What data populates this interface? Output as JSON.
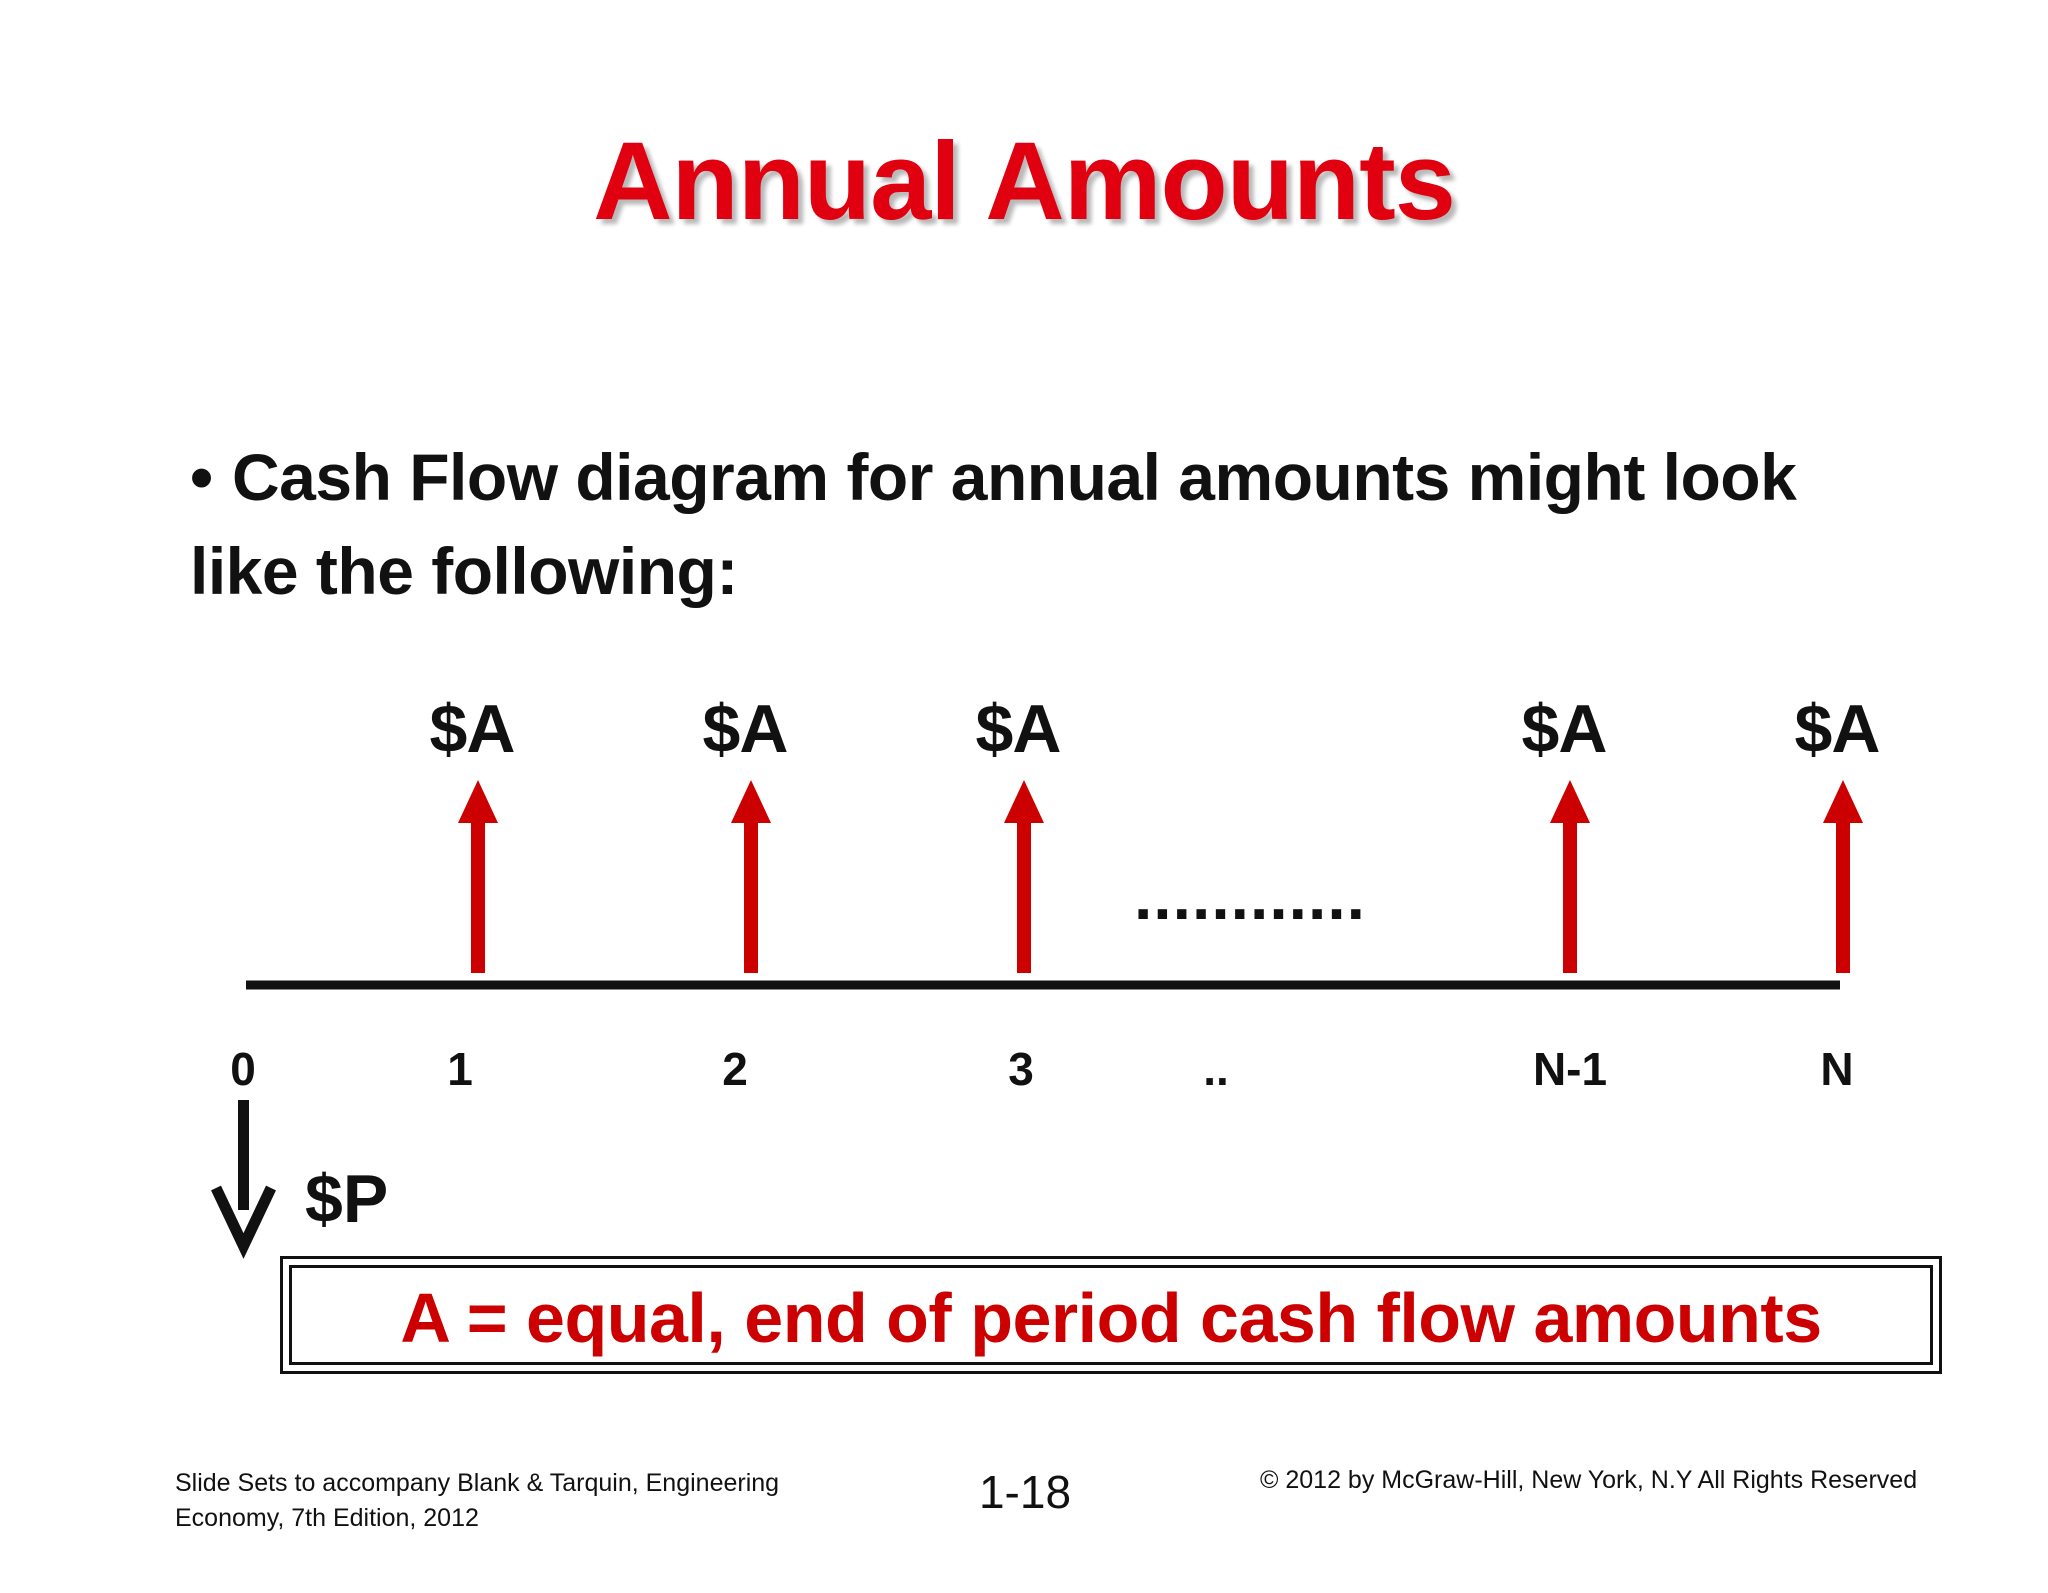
{
  "slide": {
    "title": "Annual Amounts",
    "bullet": "Cash Flow diagram for annual amounts might look like the following:",
    "bullet_marker": "•"
  },
  "diagram": {
    "flow_labels": [
      "$A",
      "$A",
      "$A",
      "$A",
      "$A"
    ],
    "continuation": "............",
    "periods": [
      "0",
      "1",
      "2",
      "3",
      "..",
      "N-1",
      "N"
    ],
    "present_label": "$P",
    "colors": {
      "up_arrow": "#cc0000",
      "down_arrow": "#111111",
      "axis": "#111111"
    }
  },
  "definition": {
    "text": "A = equal, end of period cash flow amounts"
  },
  "footer": {
    "left": "Slide Sets  to accompany Blank & Tarquin, Engineering Economy, 7th Edition, 2012",
    "page": "1-18",
    "right": "© 2012 by McGraw-Hill, New York, N.Y All Rights Reserved"
  }
}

The exercise |
Without the pictures, copy the material exactly as given.

Completed task |
What data populates this interface? Output as JSON.
{
  "slide": {
    "title": "Annual Amounts",
    "bullet": "Cash Flow diagram for annual amounts might look like the following:",
    "bullet_marker": "•"
  },
  "diagram": {
    "flow_labels": [
      "$A",
      "$A",
      "$A",
      "$A",
      "$A"
    ],
    "continuation": "............",
    "periods": [
      "0",
      "1",
      "2",
      "3",
      "..",
      "N-1",
      "N"
    ],
    "present_label": "$P",
    "colors": {
      "up_arrow": "#cc0000",
      "down_arrow": "#111111",
      "axis": "#111111"
    }
  },
  "definition": {
    "text": "A = equal, end of period cash flow amounts"
  },
  "footer": {
    "left": "Slide Sets  to accompany Blank & Tarquin, Engineering Economy, 7th Edition, 2012",
    "page": "1-18",
    "right": "© 2012 by McGraw-Hill, New York, N.Y All Rights Reserved"
  }
}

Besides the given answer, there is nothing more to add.